#### TO BE DONE:
In the text about the two Runners' lab athletes, what stopped Simon Debognies from finishing his marathon debut?

#### SOURCE DOCUMENT:

Thomas De Bock and Simon Debognies are both members of the Runners’ lab Athletics Team and two absolute talents on the road. With a personal record of 2:10’17, Thomas is the seventh fastest marathon runner ever in Belgium. He was already allowed to participate in the World Championships in Doha. Simon made his debut at this distance in April. Although he set a punishing 1:01’52 at the half distance a few weeks beforehand, he did not make it to the finish line. Gastrointestinal problems blocked his pursuit of the Olympic Games limit. Although he has never completed the distance, he has gone through the entire road prior to the marathon and knows the pitfalls. You can read about their experiences in the Q&A below.

Watch the interview

Most common mistakes

What are the most common mistakes novice marathon runners make and how can you avoid them?

#### PROVIDED DATA:
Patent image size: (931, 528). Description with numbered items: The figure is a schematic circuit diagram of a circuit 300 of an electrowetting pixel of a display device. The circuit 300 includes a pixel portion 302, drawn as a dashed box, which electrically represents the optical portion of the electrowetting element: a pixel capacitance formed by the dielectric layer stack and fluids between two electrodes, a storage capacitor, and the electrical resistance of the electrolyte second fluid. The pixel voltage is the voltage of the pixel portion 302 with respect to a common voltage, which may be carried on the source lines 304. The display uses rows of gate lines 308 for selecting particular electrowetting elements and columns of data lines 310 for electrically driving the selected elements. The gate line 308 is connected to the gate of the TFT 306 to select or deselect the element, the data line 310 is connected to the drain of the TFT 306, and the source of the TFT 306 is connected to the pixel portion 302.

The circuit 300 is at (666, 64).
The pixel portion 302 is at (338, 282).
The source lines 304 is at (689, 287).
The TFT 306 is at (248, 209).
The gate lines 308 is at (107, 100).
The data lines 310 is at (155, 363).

...

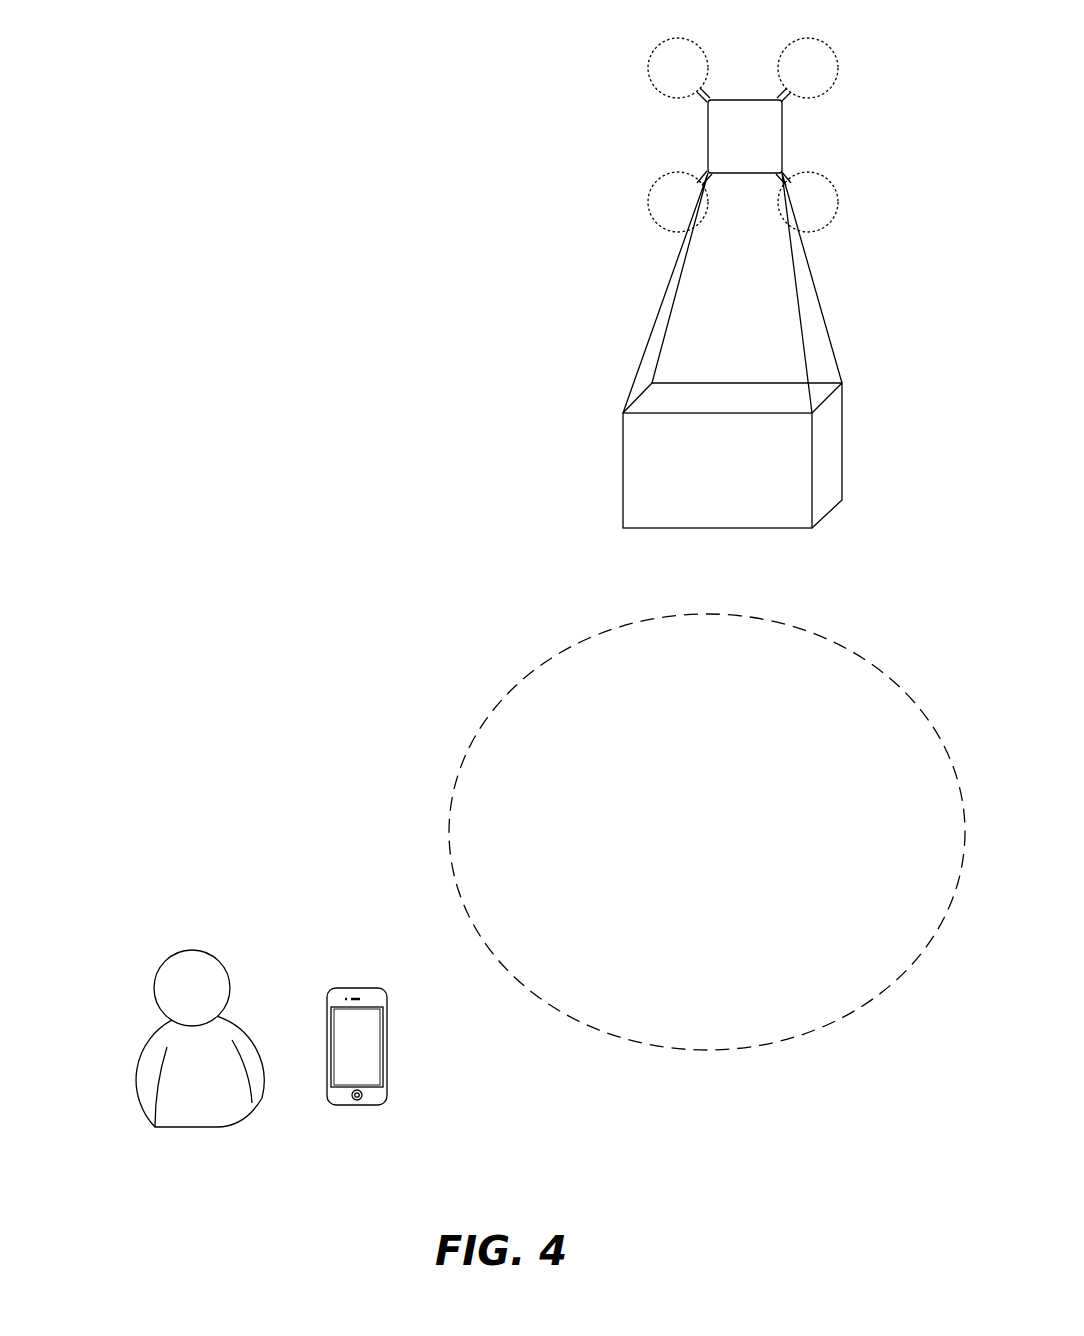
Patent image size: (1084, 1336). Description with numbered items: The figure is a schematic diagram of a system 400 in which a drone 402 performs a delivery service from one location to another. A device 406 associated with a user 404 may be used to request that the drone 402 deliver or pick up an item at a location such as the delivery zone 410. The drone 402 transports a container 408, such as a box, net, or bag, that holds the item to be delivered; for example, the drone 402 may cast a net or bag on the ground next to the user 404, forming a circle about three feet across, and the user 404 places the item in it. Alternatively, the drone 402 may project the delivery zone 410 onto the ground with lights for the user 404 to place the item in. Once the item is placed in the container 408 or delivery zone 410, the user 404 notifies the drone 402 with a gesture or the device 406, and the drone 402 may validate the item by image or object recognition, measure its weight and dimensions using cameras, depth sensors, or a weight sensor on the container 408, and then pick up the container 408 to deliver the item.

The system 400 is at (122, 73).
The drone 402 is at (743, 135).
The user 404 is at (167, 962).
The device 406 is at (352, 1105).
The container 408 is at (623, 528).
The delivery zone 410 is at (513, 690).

---

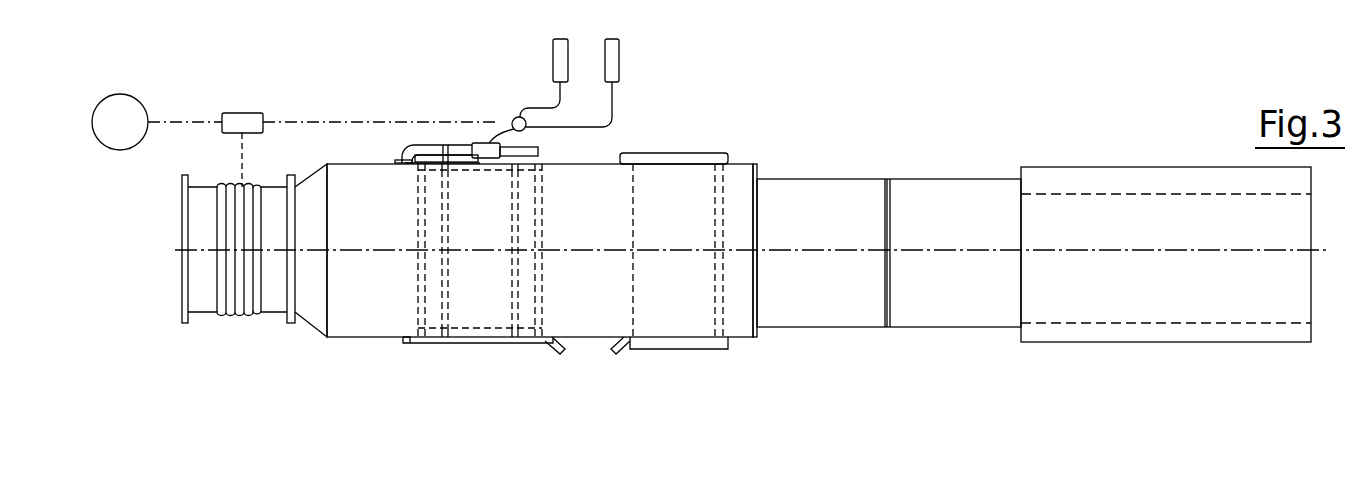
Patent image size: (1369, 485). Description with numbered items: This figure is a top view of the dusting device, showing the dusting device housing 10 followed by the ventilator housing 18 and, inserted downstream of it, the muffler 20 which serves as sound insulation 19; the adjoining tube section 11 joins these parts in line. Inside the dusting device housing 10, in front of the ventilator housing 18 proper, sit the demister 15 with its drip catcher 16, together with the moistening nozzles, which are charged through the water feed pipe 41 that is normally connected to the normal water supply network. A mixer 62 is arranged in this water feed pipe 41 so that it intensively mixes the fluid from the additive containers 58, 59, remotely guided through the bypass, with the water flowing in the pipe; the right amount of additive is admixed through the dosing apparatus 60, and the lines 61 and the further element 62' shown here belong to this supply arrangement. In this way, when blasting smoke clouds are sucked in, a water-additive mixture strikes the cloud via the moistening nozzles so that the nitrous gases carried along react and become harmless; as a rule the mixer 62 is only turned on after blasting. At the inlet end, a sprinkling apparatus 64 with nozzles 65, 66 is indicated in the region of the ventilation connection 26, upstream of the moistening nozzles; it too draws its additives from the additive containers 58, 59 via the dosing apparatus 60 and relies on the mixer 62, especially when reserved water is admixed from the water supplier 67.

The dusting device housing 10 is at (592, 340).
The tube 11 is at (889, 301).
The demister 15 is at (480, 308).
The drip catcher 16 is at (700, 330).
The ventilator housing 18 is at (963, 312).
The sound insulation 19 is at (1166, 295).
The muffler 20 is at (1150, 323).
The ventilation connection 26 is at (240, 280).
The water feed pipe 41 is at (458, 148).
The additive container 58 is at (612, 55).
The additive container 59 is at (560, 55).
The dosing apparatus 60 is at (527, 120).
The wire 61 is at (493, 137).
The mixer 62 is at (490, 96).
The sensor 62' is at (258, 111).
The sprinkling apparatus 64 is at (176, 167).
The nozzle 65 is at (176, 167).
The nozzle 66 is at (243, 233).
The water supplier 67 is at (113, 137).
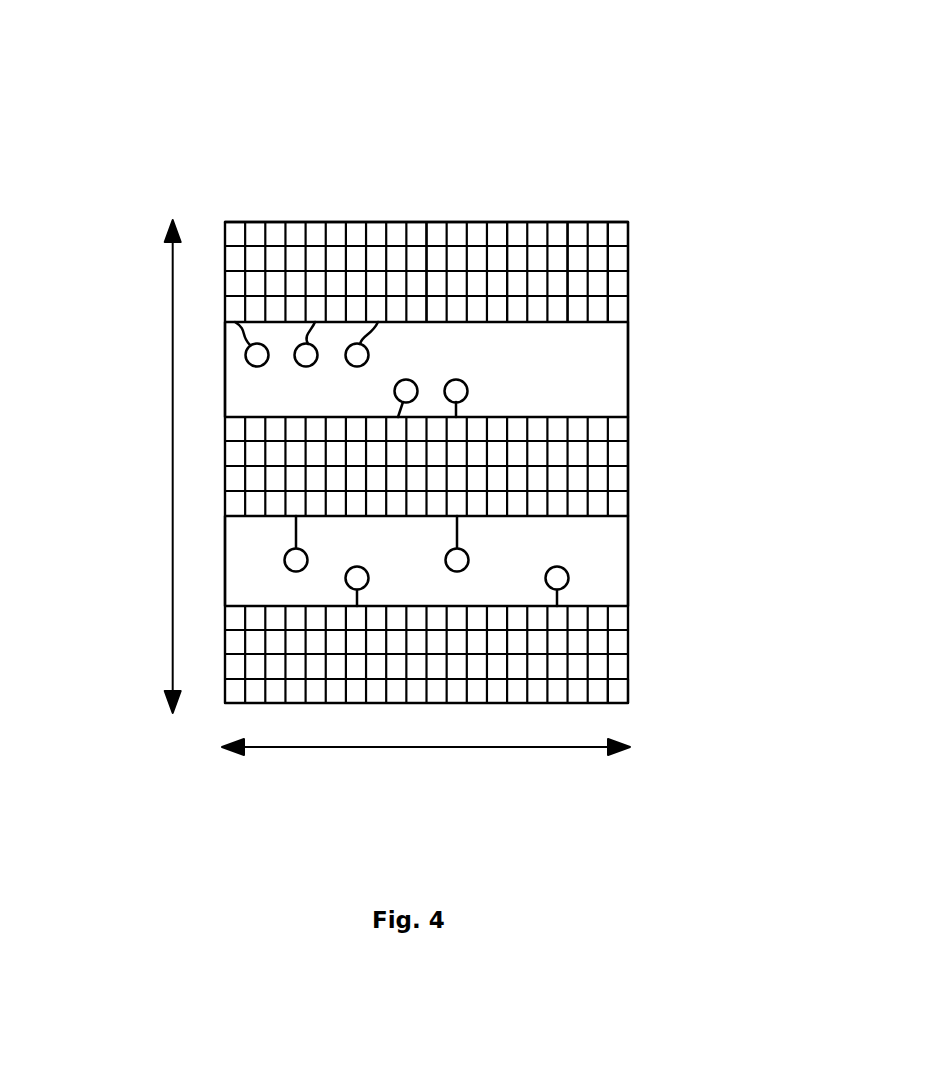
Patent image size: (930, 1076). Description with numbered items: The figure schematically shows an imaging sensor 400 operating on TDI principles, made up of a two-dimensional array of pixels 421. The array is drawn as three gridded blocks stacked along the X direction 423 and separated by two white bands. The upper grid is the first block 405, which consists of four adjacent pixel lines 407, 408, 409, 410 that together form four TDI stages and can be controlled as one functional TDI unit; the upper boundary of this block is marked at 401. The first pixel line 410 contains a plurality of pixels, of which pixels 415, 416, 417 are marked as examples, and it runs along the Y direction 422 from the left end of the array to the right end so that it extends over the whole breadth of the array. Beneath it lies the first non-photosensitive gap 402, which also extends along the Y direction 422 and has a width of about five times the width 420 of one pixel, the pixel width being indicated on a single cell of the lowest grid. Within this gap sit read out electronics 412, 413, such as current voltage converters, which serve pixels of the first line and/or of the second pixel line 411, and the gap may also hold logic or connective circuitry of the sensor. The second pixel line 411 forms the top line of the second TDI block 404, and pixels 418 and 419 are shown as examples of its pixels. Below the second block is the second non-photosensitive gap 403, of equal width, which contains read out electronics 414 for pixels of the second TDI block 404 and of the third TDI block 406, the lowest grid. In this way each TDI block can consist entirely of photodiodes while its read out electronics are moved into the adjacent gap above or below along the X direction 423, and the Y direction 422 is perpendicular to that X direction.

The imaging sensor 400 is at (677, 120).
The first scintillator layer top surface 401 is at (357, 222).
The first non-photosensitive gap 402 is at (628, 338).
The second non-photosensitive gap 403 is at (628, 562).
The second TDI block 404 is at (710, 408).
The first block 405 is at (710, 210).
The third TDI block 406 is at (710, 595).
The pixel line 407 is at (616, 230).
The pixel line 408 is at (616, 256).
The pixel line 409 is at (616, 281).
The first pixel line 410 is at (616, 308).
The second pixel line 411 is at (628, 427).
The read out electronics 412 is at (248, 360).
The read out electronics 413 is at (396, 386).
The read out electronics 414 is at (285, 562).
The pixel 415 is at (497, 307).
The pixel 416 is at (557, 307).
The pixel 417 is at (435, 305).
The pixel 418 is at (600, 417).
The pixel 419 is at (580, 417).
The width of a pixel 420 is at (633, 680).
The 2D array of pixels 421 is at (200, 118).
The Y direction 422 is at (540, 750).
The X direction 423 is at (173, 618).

#### EXERCISE OUTPUT:
Gastrointestinal problems.